■ **Exercise text**:
- Opening Delimiter -

British chemist (born 1941)

Sir John Ernest Walker (born 7 January 1941) is a British chemist who won the Nobel Prize in Chemistry in 1997. As of 2015 Walker is Emeritus Director and Professor at the MRC Mitochondrial Biology Unit in Cambridge, and a Fellow of Sidney Sussex College, Cambridge.

==Early life and education==
Walker was born in Halifax, Yorkshire, the son of Thomas Ernest Walker, a stonemason, and Elsie Lawton, an amateur musician. He was brought up with his two younger sisters (Judith and Jen) in a rural environment and went to Rastrick Grammar School. At school, he was a keen sportsman and specialized in physical sciences and mathematics during his final three years there. He received a 3rd class Bachelor of Arts degree in chemistry from St Catherine's College, Oxford. Walker began his study of peptide antibiotics with Edward Abraham at Oxford in 1965 and received his Doctor of Philosophy degree in 1969. During this period, he became interested in developments in molecular biology.

==Career==

From 1969 to 1971, Walker worked at the University of Wisconsin–Madison, and from 1971 to 1974 in France. He met Fred Sanger, in 1974, at a workshop at the University of Cambridge. This resulted in an invitation to work at the Laboratory of Molecular Biology of the Medical Research Council, which became a long-term appointment. Among the other staff was Francis Crick, who was well known for his discovery of the molecular structure of DNA. At first, he analyzed the sequences of proteins and then uncovered details of the modified genetic code in mitochondria. In 1978, he decided to apply protein chemical methods to membrane proteins. In this way, Walker characterized the subunit composition of proteins in the mitochondrial membrane and the DNA sequence of the mitochondrial genome.

- Closing Delimiter -

■ **Data excerpts**:
- Opening Delimiter -

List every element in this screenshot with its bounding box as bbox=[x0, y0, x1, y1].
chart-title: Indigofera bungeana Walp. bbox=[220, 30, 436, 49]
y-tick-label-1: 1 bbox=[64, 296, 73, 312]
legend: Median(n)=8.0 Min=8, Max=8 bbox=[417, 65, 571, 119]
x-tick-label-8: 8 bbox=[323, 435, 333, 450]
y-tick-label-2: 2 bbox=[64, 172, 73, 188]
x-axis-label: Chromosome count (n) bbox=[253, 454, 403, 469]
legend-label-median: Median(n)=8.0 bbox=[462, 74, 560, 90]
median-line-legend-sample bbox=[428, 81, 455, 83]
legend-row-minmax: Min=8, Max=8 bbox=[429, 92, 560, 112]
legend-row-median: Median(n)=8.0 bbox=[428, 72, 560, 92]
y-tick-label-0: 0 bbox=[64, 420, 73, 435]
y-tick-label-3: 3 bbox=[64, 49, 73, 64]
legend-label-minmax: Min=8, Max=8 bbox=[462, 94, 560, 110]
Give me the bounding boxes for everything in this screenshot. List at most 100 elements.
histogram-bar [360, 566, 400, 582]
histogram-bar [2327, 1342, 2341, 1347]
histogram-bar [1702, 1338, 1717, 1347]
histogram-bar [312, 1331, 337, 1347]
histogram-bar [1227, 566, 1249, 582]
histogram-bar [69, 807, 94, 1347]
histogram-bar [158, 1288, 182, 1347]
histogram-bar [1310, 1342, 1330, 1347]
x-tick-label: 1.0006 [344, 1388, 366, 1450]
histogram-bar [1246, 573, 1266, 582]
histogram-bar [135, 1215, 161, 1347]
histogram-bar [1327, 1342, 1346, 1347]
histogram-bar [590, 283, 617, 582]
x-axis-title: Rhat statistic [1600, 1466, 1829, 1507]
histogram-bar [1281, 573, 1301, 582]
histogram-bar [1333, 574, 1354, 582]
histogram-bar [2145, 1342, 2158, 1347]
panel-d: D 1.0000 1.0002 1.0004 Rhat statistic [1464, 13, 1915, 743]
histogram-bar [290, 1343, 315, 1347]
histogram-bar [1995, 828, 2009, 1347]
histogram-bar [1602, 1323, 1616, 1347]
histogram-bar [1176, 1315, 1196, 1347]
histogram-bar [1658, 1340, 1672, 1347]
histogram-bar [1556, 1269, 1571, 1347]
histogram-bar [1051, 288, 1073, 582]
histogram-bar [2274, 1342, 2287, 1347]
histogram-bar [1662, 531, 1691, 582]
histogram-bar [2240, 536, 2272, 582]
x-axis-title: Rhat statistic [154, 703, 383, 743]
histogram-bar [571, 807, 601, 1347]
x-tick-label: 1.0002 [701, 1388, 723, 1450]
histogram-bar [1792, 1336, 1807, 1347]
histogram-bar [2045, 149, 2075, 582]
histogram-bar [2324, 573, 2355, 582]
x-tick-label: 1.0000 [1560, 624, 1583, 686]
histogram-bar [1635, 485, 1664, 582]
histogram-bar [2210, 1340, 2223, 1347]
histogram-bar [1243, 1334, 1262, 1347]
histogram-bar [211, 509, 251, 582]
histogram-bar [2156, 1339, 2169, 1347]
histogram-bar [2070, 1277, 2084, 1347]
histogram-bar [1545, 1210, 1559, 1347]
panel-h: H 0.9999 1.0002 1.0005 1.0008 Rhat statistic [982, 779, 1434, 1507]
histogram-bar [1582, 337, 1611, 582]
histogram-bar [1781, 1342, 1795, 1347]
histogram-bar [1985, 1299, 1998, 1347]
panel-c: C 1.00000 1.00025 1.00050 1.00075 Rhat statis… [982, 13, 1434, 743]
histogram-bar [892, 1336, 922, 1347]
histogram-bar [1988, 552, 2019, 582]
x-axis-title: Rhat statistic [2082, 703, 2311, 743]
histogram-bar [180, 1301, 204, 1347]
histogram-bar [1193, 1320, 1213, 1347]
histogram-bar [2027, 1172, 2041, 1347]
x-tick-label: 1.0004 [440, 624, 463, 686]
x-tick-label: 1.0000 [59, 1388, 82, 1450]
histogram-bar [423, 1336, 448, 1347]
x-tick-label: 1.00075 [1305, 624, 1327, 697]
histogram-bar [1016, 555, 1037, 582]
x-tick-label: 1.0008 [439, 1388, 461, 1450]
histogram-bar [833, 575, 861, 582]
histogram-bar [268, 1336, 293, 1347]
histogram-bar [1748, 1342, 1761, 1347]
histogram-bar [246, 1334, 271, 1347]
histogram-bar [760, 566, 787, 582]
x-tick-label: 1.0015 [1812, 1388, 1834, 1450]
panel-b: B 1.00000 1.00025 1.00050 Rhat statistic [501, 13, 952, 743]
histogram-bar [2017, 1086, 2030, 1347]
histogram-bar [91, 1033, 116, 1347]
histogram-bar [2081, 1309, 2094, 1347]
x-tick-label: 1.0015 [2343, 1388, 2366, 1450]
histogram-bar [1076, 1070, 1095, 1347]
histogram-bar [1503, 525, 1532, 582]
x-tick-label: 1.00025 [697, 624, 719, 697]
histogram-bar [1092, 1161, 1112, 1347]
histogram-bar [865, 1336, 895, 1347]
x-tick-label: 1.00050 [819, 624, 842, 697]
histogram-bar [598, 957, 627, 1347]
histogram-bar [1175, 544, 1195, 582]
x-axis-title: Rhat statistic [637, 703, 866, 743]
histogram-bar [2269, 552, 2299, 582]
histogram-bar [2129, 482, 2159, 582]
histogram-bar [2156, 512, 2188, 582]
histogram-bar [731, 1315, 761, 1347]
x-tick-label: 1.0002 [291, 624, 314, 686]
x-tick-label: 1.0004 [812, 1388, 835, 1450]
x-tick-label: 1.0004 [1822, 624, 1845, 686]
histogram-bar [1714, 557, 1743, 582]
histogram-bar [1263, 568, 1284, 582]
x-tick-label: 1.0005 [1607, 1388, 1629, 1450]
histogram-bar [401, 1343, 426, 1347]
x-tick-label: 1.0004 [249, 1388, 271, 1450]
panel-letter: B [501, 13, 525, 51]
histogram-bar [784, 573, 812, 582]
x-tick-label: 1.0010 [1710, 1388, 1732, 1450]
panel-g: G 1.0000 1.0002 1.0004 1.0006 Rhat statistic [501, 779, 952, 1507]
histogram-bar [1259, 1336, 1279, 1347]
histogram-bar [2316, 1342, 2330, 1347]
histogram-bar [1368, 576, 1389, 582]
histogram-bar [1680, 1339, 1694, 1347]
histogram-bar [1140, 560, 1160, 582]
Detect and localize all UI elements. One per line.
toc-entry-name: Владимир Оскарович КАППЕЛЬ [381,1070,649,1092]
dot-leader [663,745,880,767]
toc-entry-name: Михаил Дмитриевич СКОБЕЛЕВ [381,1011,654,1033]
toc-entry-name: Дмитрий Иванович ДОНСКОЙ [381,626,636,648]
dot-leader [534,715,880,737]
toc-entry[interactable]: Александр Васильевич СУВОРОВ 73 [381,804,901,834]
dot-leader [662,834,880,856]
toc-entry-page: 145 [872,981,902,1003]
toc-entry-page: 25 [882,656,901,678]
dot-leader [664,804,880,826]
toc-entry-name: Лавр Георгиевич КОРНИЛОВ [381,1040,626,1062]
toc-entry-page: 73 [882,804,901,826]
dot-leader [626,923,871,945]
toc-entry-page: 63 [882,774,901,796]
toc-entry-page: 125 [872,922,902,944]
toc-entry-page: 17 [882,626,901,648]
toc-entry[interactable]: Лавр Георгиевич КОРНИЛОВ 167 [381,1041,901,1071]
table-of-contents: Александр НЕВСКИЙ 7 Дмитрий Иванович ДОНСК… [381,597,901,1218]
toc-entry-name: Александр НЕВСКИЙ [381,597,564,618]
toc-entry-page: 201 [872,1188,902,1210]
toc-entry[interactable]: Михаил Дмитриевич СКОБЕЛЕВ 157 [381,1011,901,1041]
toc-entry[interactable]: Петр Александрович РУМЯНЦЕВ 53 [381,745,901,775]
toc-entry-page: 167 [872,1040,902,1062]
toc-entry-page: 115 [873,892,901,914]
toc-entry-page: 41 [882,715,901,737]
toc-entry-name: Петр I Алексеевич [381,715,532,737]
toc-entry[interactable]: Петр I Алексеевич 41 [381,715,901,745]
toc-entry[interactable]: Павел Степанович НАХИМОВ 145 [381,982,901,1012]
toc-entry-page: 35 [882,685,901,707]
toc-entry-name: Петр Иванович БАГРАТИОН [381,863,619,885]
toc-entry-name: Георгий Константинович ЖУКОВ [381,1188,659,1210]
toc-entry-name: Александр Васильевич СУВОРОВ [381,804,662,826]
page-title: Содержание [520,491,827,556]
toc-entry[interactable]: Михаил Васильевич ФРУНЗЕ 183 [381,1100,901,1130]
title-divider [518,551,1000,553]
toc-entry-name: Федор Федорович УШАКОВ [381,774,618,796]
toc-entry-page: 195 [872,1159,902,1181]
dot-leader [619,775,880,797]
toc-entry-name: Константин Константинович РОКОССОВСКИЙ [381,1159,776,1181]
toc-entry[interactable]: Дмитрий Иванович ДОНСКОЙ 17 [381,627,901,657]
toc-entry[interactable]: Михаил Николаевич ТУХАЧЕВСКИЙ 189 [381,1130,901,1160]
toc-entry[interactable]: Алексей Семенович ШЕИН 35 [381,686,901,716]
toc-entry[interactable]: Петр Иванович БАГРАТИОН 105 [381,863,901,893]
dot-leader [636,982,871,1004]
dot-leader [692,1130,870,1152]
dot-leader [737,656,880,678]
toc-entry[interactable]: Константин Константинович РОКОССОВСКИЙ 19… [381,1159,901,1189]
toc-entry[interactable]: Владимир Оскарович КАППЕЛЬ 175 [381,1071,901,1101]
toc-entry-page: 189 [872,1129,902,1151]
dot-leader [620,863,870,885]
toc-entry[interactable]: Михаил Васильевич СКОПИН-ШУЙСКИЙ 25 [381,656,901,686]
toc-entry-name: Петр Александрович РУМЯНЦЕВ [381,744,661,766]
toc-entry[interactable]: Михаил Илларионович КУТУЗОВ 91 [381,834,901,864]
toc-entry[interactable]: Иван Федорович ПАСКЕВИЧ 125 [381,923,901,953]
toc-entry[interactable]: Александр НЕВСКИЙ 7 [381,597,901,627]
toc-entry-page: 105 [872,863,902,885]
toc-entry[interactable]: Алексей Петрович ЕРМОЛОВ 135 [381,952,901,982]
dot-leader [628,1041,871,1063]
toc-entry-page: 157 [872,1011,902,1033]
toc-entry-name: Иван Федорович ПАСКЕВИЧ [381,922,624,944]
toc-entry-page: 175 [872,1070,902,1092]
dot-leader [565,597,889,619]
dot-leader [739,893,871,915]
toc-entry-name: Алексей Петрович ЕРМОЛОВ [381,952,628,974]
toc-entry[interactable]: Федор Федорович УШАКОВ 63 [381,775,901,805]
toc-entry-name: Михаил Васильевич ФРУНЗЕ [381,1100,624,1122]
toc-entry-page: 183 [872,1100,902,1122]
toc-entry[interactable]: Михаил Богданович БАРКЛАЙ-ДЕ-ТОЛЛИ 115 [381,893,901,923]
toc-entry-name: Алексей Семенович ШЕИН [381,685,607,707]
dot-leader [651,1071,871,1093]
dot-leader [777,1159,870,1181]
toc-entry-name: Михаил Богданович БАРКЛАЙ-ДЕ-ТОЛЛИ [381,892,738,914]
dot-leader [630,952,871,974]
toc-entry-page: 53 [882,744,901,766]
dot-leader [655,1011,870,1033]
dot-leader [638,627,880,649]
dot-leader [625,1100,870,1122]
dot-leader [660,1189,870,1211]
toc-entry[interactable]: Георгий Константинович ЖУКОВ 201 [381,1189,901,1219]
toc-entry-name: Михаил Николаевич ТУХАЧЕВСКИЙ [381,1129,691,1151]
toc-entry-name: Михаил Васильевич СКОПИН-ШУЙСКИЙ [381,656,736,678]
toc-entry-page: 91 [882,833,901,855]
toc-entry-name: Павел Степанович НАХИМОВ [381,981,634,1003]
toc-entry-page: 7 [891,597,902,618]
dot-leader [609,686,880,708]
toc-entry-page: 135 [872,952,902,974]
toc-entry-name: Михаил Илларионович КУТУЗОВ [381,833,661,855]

- Closing Delimiter -

■ **Assigned task A**:
In the biography of John Walker, with whom did Walker begin studying peptide antibiotics at Oxford in 1965?
■ **Assigned task B**:
Using the biography of John Walker, explain how Walker came to work at the Laboratory of Molecular Biology of the Medical Research Council.
■ **Assigned task C**:
Carry on the biography of John Walker from its final sentence.

■ **Exercise response A**:
Edward Abraham.

■ **Exercise response B**:
In 1974, Walker met Fred Sanger at a workshop at the University of Cambridge. That meeting led to an invitation to work at the Laboratory of Molecular Biology of the Medical Research Council, and the post became a long-term appointment.

■ **Exercise response C**:
His landmark crystallographic studies of the F1-ATPase, the catalytic region of the ATP synthase (done in collaboration with crystallographer Andrew Leslie), from bovine heart mitochondria revealed the three catalytic sites in three different conformations imposed by the position of the asymmetric central stalk. This structure supported the binding change mechanism and rotary catalysis for the ATP synthase (and related enzymes), one of the catalytic mechanisms proposed by Paul Boyer. This work, published in 1994, led to Walker's share of the 1997 Nobel prize for chemistry. Since this structure, Walker and his colleagues have produced most of the crystal structures in the PDB of mitochondrial ATP synthase, including transition state structures and protein with bound inhibitors and antibiotics. Scientists trained in Walker's group at the MRC Laboratory of Molecular Biology in Cambridge or MRC Mitochondrial Biology Unit have gone on to determine crystal bacterial complex I and cryo-EM maps of mitochondrial complex I and vacuolar type ATPases.

===Teaching and mentoring===
Many students and postdoctoral research fellows who studied with John Walker have gone on to independent research careers, including
Leonid Sazanov, Postdoctoral Fellow (ISTA) and
Daniela Stock, Postdoctoral Fellow (Sydney).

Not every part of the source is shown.